** start of ENTRIES SUPPLIED **

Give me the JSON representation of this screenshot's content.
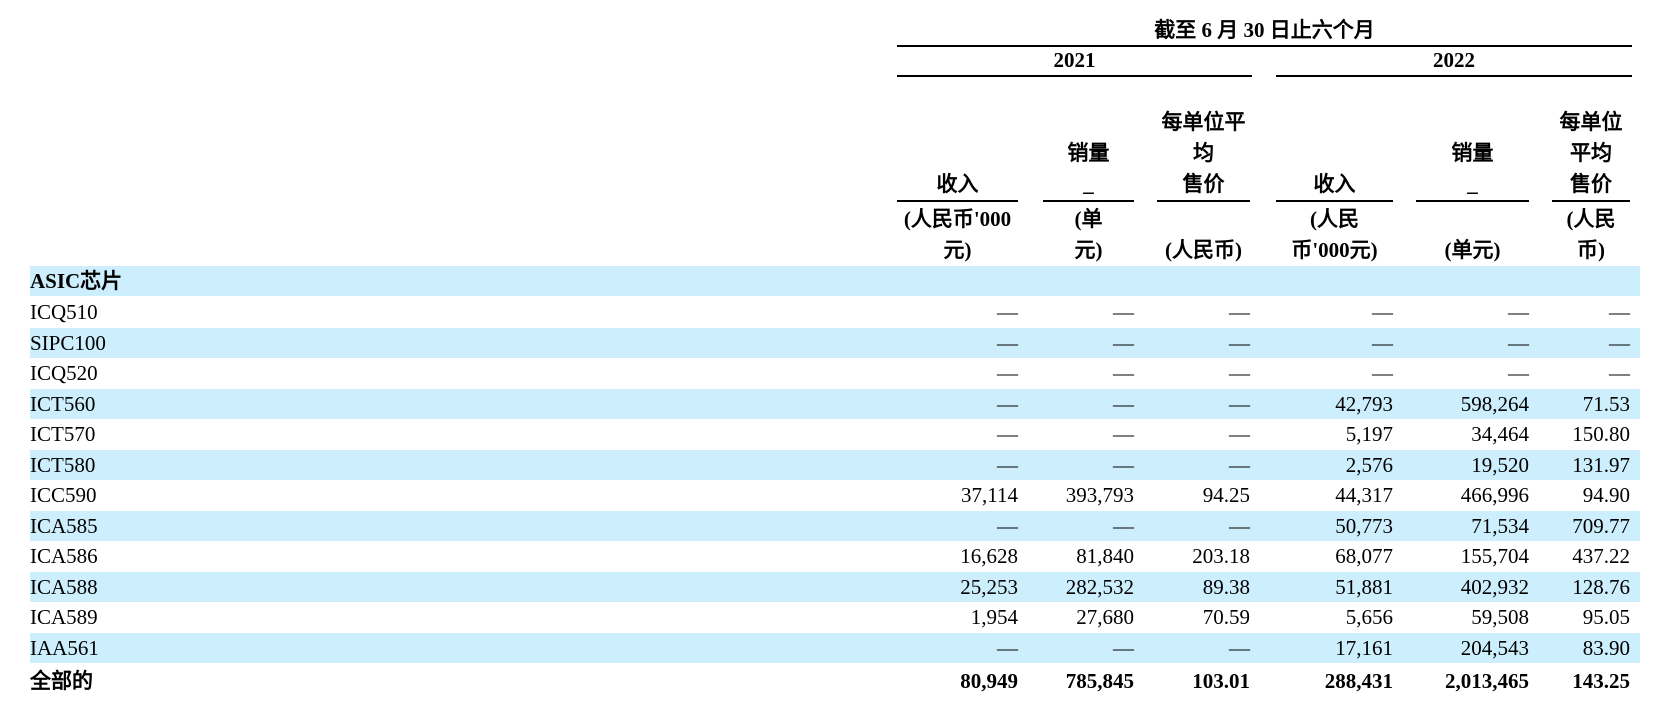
{
  "title": "截至 6 月 30 日止六个月",
  "years": [
    "2021",
    "2022"
  ],
  "columns": [
    {
      "name": [
        "收入"
      ],
      "unit": [
        "(人民币'000",
        "元)"
      ]
    },
    {
      "name": [
        "销量",
        "_"
      ],
      "unit": [
        "(单",
        "元)"
      ]
    },
    {
      "name": [
        "每单位平",
        "均",
        "售价"
      ],
      "unit": [
        "(人民币)"
      ]
    },
    {
      "name": [
        "收入"
      ],
      "unit": [
        "(人民",
        "币'000元)"
      ]
    },
    {
      "name": [
        "销量",
        "_"
      ],
      "unit": [
        "(单元)"
      ]
    },
    {
      "name": [
        "每单位",
        "平均",
        "售价"
      ],
      "unit": [
        "(人民",
        "币)"
      ]
    }
  ],
  "section_label": "ASIC芯片",
  "rows": [
    {
      "label": "ICQ510",
      "values": [
        "—",
        "—",
        "—",
        "—",
        "—",
        "—"
      ]
    },
    {
      "label": "SIPC100",
      "values": [
        "—",
        "—",
        "—",
        "—",
        "—",
        "—"
      ]
    },
    {
      "label": "ICQ520",
      "values": [
        "—",
        "—",
        "—",
        "—",
        "—",
        "—"
      ]
    },
    {
      "label": "ICT560",
      "values": [
        "—",
        "—",
        "—",
        "42,793",
        "598,264",
        "71.53"
      ]
    },
    {
      "label": "ICT570",
      "values": [
        "—",
        "—",
        "—",
        "5,197",
        "34,464",
        "150.80"
      ]
    },
    {
      "label": "ICT580",
      "values": [
        "—",
        "—",
        "—",
        "2,576",
        "19,520",
        "131.97"
      ]
    },
    {
      "label": "ICC590",
      "values": [
        "37,114",
        "393,793",
        "94.25",
        "44,317",
        "466,996",
        "94.90"
      ]
    },
    {
      "label": "ICA585",
      "values": [
        "—",
        "—",
        "—",
        "50,773",
        "71,534",
        "709.77"
      ]
    },
    {
      "label": "ICA586",
      "values": [
        "16,628",
        "81,840",
        "203.18",
        "68,077",
        "155,704",
        "437.22"
      ]
    },
    {
      "label": "ICA588",
      "values": [
        "25,253",
        "282,532",
        "89.38",
        "51,881",
        "402,932",
        "128.76"
      ]
    },
    {
      "label": "ICA589",
      "values": [
        "1,954",
        "27,680",
        "70.59",
        "5,656",
        "59,508",
        "95.05"
      ]
    },
    {
      "label": "IAA561",
      "values": [
        "—",
        "—",
        "—",
        "17,161",
        "204,543",
        "83.90"
      ]
    }
  ],
  "total": {
    "label": "全部的",
    "values": [
      "80,949",
      "785,845",
      "103.01",
      "288,431",
      "2,013,465",
      "143.25"
    ]
  },
  "colors": {
    "row_highlight": "#cdeefc",
    "text": "#000000"
  }
}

** end of ENTRIES SUPPLIED **

_SET EXERCISE_: Transcribe the whole listing exactly. Pictures are excluded.

_SOLUTION FOR THIS PROBLEM_:
Give me the JSON representation of this screenshot's content.
{
  "title": "截至 6 月 30 日止六个月",
  "years": [
    "2021",
    "2022"
  ],
  "columns": [
    {
      "name": [
        "收入"
      ],
      "unit": [
        "(人民币'000",
        "元)"
      ]
    },
    {
      "name": [
        "销量",
        "_"
      ],
      "unit": [
        "(单",
        "元)"
      ]
    },
    {
      "name": [
        "每单位平",
        "均",
        "售价"
      ],
      "unit": [
        "(人民币)"
      ]
    },
    {
      "name": [
        "收入"
      ],
      "unit": [
        "(人民",
        "币'000元)"
      ]
    },
    {
      "name": [
        "销量",
        "_"
      ],
      "unit": [
        "(单元)"
      ]
    },
    {
      "name": [
        "每单位",
        "平均",
        "售价"
      ],
      "unit": [
        "(人民",
        "币)"
      ]
    }
  ],
  "section_label": "ASIC芯片",
  "rows": [
    {
      "label": "ICQ510",
      "values": [
        "—",
        "—",
        "—",
        "—",
        "—",
        "—"
      ]
    },
    {
      "label": "SIPC100",
      "values": [
        "—",
        "—",
        "—",
        "—",
        "—",
        "—"
      ]
    },
    {
      "label": "ICQ520",
      "values": [
        "—",
        "—",
        "—",
        "—",
        "—",
        "—"
      ]
    },
    {
      "label": "ICT560",
      "values": [
        "—",
        "—",
        "—",
        "42,793",
        "598,264",
        "71.53"
      ]
    },
    {
      "label": "ICT570",
      "values": [
        "—",
        "—",
        "—",
        "5,197",
        "34,464",
        "150.80"
      ]
    },
    {
      "label": "ICT580",
      "values": [
        "—",
        "—",
        "—",
        "2,576",
        "19,520",
        "131.97"
      ]
    },
    {
      "label": "ICC590",
      "values": [
        "37,114",
        "393,793",
        "94.25",
        "44,317",
        "466,996",
        "94.90"
      ]
    },
    {
      "label": "ICA585",
      "values": [
        "—",
        "—",
        "—",
        "50,773",
        "71,534",
        "709.77"
      ]
    },
    {
      "label": "ICA586",
      "values": [
        "16,628",
        "81,840",
        "203.18",
        "68,077",
        "155,704",
        "437.22"
      ]
    },
    {
      "label": "ICA588",
      "values": [
        "25,253",
        "282,532",
        "89.38",
        "51,881",
        "402,932",
        "128.76"
      ]
    },
    {
      "label": "ICA589",
      "values": [
        "1,954",
        "27,680",
        "70.59",
        "5,656",
        "59,508",
        "95.05"
      ]
    },
    {
      "label": "IAA561",
      "values": [
        "—",
        "—",
        "—",
        "17,161",
        "204,543",
        "83.90"
      ]
    }
  ],
  "total": {
    "label": "全部的",
    "values": [
      "80,949",
      "785,845",
      "103.01",
      "288,431",
      "2,013,465",
      "143.25"
    ]
  },
  "colors": {
    "row_highlight": "#cdeefc",
    "text": "#000000"
  }
}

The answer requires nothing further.